■ Exercise prompt
Format the rows below as a numbered list, from the one containing "bar <box>332 106 376 258</box>" down through the one containing "data-label: 14% <box>163 194 184 202</box>", both included and leaving out any blank lines.

(Source data)

########

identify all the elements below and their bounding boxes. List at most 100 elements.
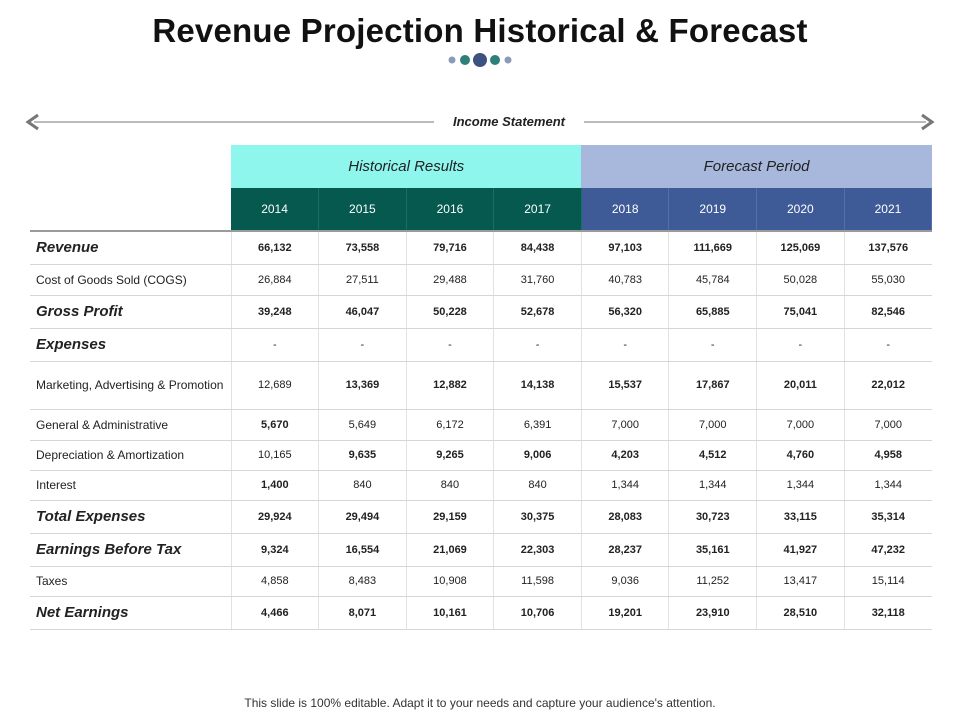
dot-small-left: [448, 56, 456, 64]
value-cell: 9,265: [405, 440, 494, 471]
value-cell: 40,783: [580, 264, 669, 296]
row-label: Gross Profit: [30, 295, 231, 329]
value-cell: 26,884: [230, 264, 319, 296]
table-row: Marketing, Advertising & Promotion 12,689…: [30, 361, 932, 410]
value-cell: 75,041: [756, 295, 845, 329]
dot-medium-right: [490, 55, 500, 65]
value-cell: 29,494: [318, 500, 407, 534]
value-cell: 55,030: [843, 264, 932, 296]
footer-note: This slide is 100% editable. Adapt it to…: [244, 696, 716, 710]
row-label: Taxes: [30, 566, 231, 597]
value-cell: 19,201: [580, 596, 669, 630]
value-cell: 9,635: [318, 440, 407, 471]
income-statement-arrow: Income Statement: [24, 110, 936, 134]
year-header: 2020: [756, 188, 845, 231]
value-cell: 32,118: [843, 596, 932, 630]
value-cell: 45,784: [668, 264, 757, 296]
forecast-period-header: Forecast Period: [581, 145, 932, 188]
value-cell: -: [318, 328, 407, 362]
value-cell: 84,438: [493, 230, 582, 265]
value-cell: 22,012: [843, 361, 932, 410]
value-cell: 82,546: [843, 295, 932, 329]
value-cell: -: [493, 328, 582, 362]
value-cell: 1,344: [756, 470, 845, 501]
value-cell: 21,069: [405, 533, 494, 567]
value-cell: 9,036: [580, 566, 669, 597]
dot-large-center: [473, 53, 487, 67]
value-cell: 66,132: [230, 230, 319, 265]
value-cell: 41,927: [756, 533, 845, 567]
value-cell: 15,114: [843, 566, 932, 597]
row-label: Earnings Before Tax: [30, 533, 231, 567]
value-cell: 4,466: [230, 596, 319, 630]
value-cell: 11,598: [493, 566, 582, 597]
table-row: Revenue 66,132 73,558 79,716 84,438 97,103 111…: [30, 230, 932, 265]
value-cell: 5,649: [318, 409, 407, 441]
value-cell: 46,047: [318, 295, 407, 329]
value-cell: 28,510: [756, 596, 845, 630]
table-row: Expenses - - - - - - - -: [30, 328, 932, 362]
value-cell: 15,537: [580, 361, 669, 410]
value-cell: 4,203: [580, 440, 669, 471]
value-cell: 47,232: [843, 533, 932, 567]
value-cell: 11,252: [668, 566, 757, 597]
year-header: 2014: [231, 188, 320, 231]
table-row: Total Expenses 29,924 29,494 29,159 30,375 28…: [30, 500, 932, 534]
value-cell: 33,115: [756, 500, 845, 534]
value-cell: 30,375: [493, 500, 582, 534]
table-row: Taxes 4,858 8,483 10,908 11,598 9,036 11,252 13…: [30, 566, 932, 597]
year-header: 2019: [668, 188, 758, 231]
value-cell: 17,867: [668, 361, 757, 410]
year-header: 2017: [493, 188, 582, 231]
value-cell: 7,000: [756, 409, 845, 441]
value-cell: 97,103: [580, 230, 669, 265]
row-label: General & Administrative: [30, 409, 231, 441]
value-cell: -: [230, 328, 319, 362]
value-cell: 10,165: [230, 440, 319, 471]
value-cell: 13,417: [756, 566, 845, 597]
value-cell: 10,161: [405, 596, 494, 630]
table-row: Net Earnings 4,466 8,071 10,161 10,706 19,201…: [30, 596, 932, 630]
year-header: 2015: [318, 188, 407, 231]
value-cell: 1,344: [580, 470, 669, 501]
value-cell: 27,511: [318, 264, 407, 296]
value-cell: 12,689: [230, 361, 319, 410]
value-cell: 13,369: [318, 361, 407, 410]
row-label: Expenses: [30, 328, 231, 362]
value-cell: 12,882: [405, 361, 494, 410]
value-cell: -: [756, 328, 845, 362]
row-label: Interest: [30, 470, 231, 501]
row-label: Net Earnings: [30, 596, 231, 630]
value-cell: 6,172: [405, 409, 494, 441]
row-label: Cost of Goods Sold (COGS): [30, 264, 231, 296]
row-label: Total Expenses: [30, 500, 231, 534]
value-cell: 35,314: [843, 500, 932, 534]
year-header: 2018: [581, 188, 670, 231]
value-cell: 16,554: [318, 533, 407, 567]
income-statement-label: Income Statement: [434, 114, 584, 129]
value-cell: -: [843, 328, 932, 362]
table-row: General & Administrative 5,670 5,649 6,172 6…: [30, 409, 932, 441]
income-statement-table: Historical Results Forecast Period 2014 …: [30, 145, 933, 630]
table-body: Revenue 66,132 73,558 79,716 84,438 97,103 111…: [30, 230, 932, 630]
value-cell: 73,558: [318, 230, 407, 265]
row-label: Marketing, Advertising & Promotion: [30, 361, 231, 410]
value-cell: 137,576: [843, 230, 932, 265]
group-header-row: Historical Results Forecast Period: [30, 145, 932, 188]
value-cell: 9,006: [493, 440, 582, 471]
value-cell: 5,670: [230, 409, 319, 441]
value-cell: 31,760: [493, 264, 582, 296]
value-cell: 39,248: [230, 295, 319, 329]
value-cell: 52,678: [493, 295, 582, 329]
value-cell: -: [405, 328, 494, 362]
value-cell: 8,071: [318, 596, 407, 630]
slide-title: Revenue Projection Historical & Forecast: [152, 12, 808, 49]
value-cell: 22,303: [493, 533, 582, 567]
value-cell: 28,083: [580, 500, 669, 534]
year-header-row: 2014 2015 2016 2017 2018 2019 2020 2021: [30, 188, 933, 231]
table-row: Interest 1,400 840 840 840 1,344 1,344 1,344 1,3…: [30, 470, 932, 501]
value-cell: 20,011: [756, 361, 845, 410]
value-cell: 4,512: [668, 440, 757, 471]
year-header: 2016: [406, 188, 495, 231]
value-cell: 35,161: [668, 533, 757, 567]
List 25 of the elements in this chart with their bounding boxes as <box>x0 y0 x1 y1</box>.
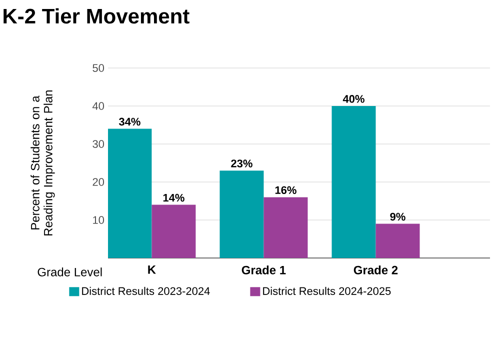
bar <box>332 106 376 258</box>
y-tick-label: 40 <box>92 102 104 110</box>
y-axis-title: Percent of Students on a Reading Improvement Plan <box>30 90 55 236</box>
bar <box>152 204 196 258</box>
x-tick-label: Grade 1 <box>242 266 286 274</box>
legend-label: District Results 2023-2024 <box>82 286 210 295</box>
x-axis-title: Grade Level <box>38 268 102 276</box>
x-tick-label: K <box>148 266 156 274</box>
y-tick-label: 20 <box>92 178 104 186</box>
bar <box>264 197 308 258</box>
chart-title: K-2 Tier Movement <box>4 8 190 24</box>
bar <box>108 128 152 258</box>
legend-label: District Results 2024-2025 <box>263 286 391 295</box>
data-label: 14% <box>163 194 184 202</box>
bar <box>376 224 420 258</box>
y-tick-label: 30 <box>92 140 104 148</box>
y-tick-label: 10 <box>93 216 104 224</box>
data-label: 23% <box>231 160 252 168</box>
y-tick-label: 50 <box>92 64 104 72</box>
data-label: 9% <box>390 212 406 221</box>
data-label: 34% <box>118 118 140 126</box>
x-tick-label: Grade 2 <box>354 266 398 274</box>
data-label: 16% <box>275 186 296 194</box>
bar <box>220 170 264 258</box>
data-label: 40% <box>342 95 364 103</box>
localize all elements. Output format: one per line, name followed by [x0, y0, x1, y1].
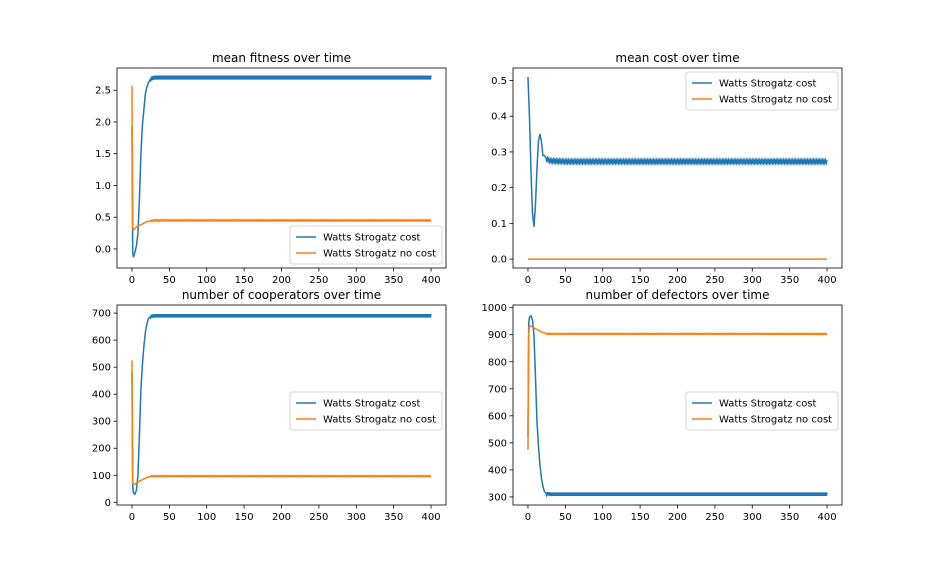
legend-label: Watts Strogatz no cost: [323, 249, 436, 260]
x-tick-label: 150: [631, 512, 650, 523]
chart-title: mean fitness over time: [212, 51, 351, 65]
x-tick-label: 350: [780, 512, 799, 523]
y-tick-label: 0: [105, 498, 111, 509]
series-line-watts-strogatz-cost: [131, 75, 432, 258]
y-tick-label: 0.2: [491, 183, 507, 194]
series-line-watts-strogatz-no-cost: [131, 360, 432, 486]
series-line-watts-strogatz-cost: [131, 314, 432, 496]
x-tick-label: 150: [235, 512, 254, 523]
x-tick-label: 200: [668, 275, 687, 286]
x-tick-label: 250: [309, 275, 328, 286]
x-tick-label: 0: [129, 275, 135, 286]
x-tick-label: 50: [559, 275, 572, 286]
y-tick-label: 0.5: [491, 76, 507, 87]
legend-label: Watts Strogatz cost: [323, 233, 421, 244]
y-tick-label: 200: [92, 444, 111, 455]
x-tick-label: 150: [235, 275, 254, 286]
legend: Watts Strogatz cost Watts Strogatz no cos…: [289, 391, 443, 431]
y-tick-label: 500: [488, 438, 507, 449]
y-tick-label: 500: [92, 363, 111, 374]
legend-label: Watts Strogatz cost: [323, 399, 421, 410]
y-tick-label: 700: [488, 384, 507, 395]
x-tick-label: 100: [593, 275, 612, 286]
y-tick-label: 700: [92, 309, 111, 320]
y-tick-label: 300: [92, 417, 111, 428]
x-tick-label: 200: [668, 512, 687, 523]
x-tick-label: 350: [780, 275, 799, 286]
x-tick-label: 0: [129, 512, 135, 523]
x-tick-label: 50: [163, 275, 176, 286]
y-tick-label: 600: [488, 411, 507, 422]
x-tick-label: 50: [163, 512, 176, 523]
legend-box: [289, 391, 443, 431]
legend-label: Watts Strogatz cost: [719, 79, 817, 90]
chart-panel-4: number of defectors over time 0 50 100 150 20…: [482, 288, 843, 523]
y-tick-label: 0.0: [491, 255, 507, 266]
y-tick-label: 300: [488, 492, 507, 503]
x-tick-label: 100: [593, 512, 612, 523]
x-tick-label: 400: [817, 512, 836, 523]
legend-label: Watts Strogatz no cost: [719, 95, 832, 106]
x-tick-label: 400: [817, 275, 836, 286]
series-line-watts-strogatz-no-cost: [131, 85, 432, 232]
legend-box: [289, 225, 443, 265]
x-tick-label: 300: [743, 512, 762, 523]
legend: Watts Strogatz cost Watts Strogatz no cos…: [289, 225, 443, 265]
legend: Watts Strogatz cost Watts Strogatz no cos…: [685, 391, 839, 431]
chart-panel-3: number of cooperators over time 0 50 100 150…: [92, 288, 447, 523]
x-tick-label: 200: [272, 512, 291, 523]
x-tick-label: 0: [525, 512, 531, 523]
x-tick-label: 100: [197, 512, 216, 523]
x-tick-label: 200: [272, 275, 291, 286]
legend-label: Watts Strogatz no cost: [323, 415, 436, 426]
x-tick-label: 150: [631, 275, 650, 286]
series-line-watts-strogatz-cost: [527, 76, 828, 228]
chart-title: number of cooperators over time: [182, 288, 381, 302]
x-tick-label: 250: [705, 275, 724, 286]
y-tick-label: 0.4: [491, 112, 507, 123]
legend-box: [685, 391, 839, 431]
x-tick-label: 300: [347, 512, 366, 523]
y-tick-label: 900: [488, 330, 507, 341]
x-tick-label: 100: [197, 275, 216, 286]
y-tick-label: 600: [92, 336, 111, 347]
legend-label: Watts Strogatz no cost: [719, 415, 832, 426]
x-tick-label: 300: [743, 275, 762, 286]
chart-panel-1: mean fitness over time 0 50 100 150 200 250 300…: [95, 51, 447, 286]
y-tick-label: 100: [92, 471, 111, 482]
y-tick-label: 400: [92, 390, 111, 401]
legend-label: Watts Strogatz cost: [719, 399, 817, 410]
y-tick-label: 0.5: [95, 213, 111, 224]
series-line-watts-strogatz-cost: [527, 314, 828, 499]
y-tick-label: 0.1: [491, 219, 507, 230]
chart-title: number of defectors over time: [586, 288, 770, 302]
x-tick-label: 0: [525, 275, 531, 286]
x-tick-label: 250: [309, 512, 328, 523]
x-tick-label: 300: [347, 275, 366, 286]
legend: Watts Strogatz cost Watts Strogatz no cos…: [685, 71, 839, 111]
x-tick-label: 350: [384, 275, 403, 286]
y-tick-label: 1.5: [95, 149, 111, 160]
y-tick-label: 0.3: [491, 147, 507, 158]
x-tick-label: 400: [421, 275, 440, 286]
y-tick-label: 800: [488, 357, 507, 368]
legend-box: [685, 71, 839, 111]
y-tick-label: 2.0: [95, 117, 111, 128]
y-tick-label: 0.0: [95, 244, 111, 255]
y-tick-label: 400: [488, 465, 507, 476]
chart-panel-2: mean cost over time 0 50 100 150 200 250 300 350…: [491, 51, 843, 286]
series-line-watts-strogatz-no-cost: [527, 324, 828, 450]
y-tick-label: 1.0: [95, 181, 111, 192]
y-tick-label: 2.5: [95, 86, 111, 97]
chart-title: mean cost over time: [615, 51, 739, 65]
x-tick-label: 400: [421, 512, 440, 523]
x-tick-label: 50: [559, 512, 572, 523]
x-tick-label: 250: [705, 512, 724, 523]
y-tick-label: 1000: [482, 303, 507, 314]
x-tick-label: 350: [384, 512, 403, 523]
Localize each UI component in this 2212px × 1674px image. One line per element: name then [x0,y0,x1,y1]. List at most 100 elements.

########

■ Expected output
1. bar <box>332 106 376 258</box>
2. y-tick-label: 40 <box>92 102 104 110</box>
3. y-axis-title: Percent of Students on a Reading Improvement Plan <box>30 90 55 236</box>
4. bar <box>152 204 196 258</box>
5. x-tick-label: Grade 1 <box>242 266 286 274</box>
6. legend-label: District Results 2023-2024 <box>82 286 210 295</box>
7. x-axis-title: Grade Level <box>38 268 102 276</box>
8. x-tick-label: K <box>148 266 156 274</box>
9. y-tick-label: 20 <box>92 178 104 186</box>
10. bar <box>264 197 308 258</box>
11. chart-title: K-2 Tier Movement <box>4 8 190 24</box>
12. bar <box>108 128 152 258</box>
13. legend-label: District Results 2024-2025 <box>263 286 391 295</box>
14. data-label: 14% <box>163 194 184 202</box>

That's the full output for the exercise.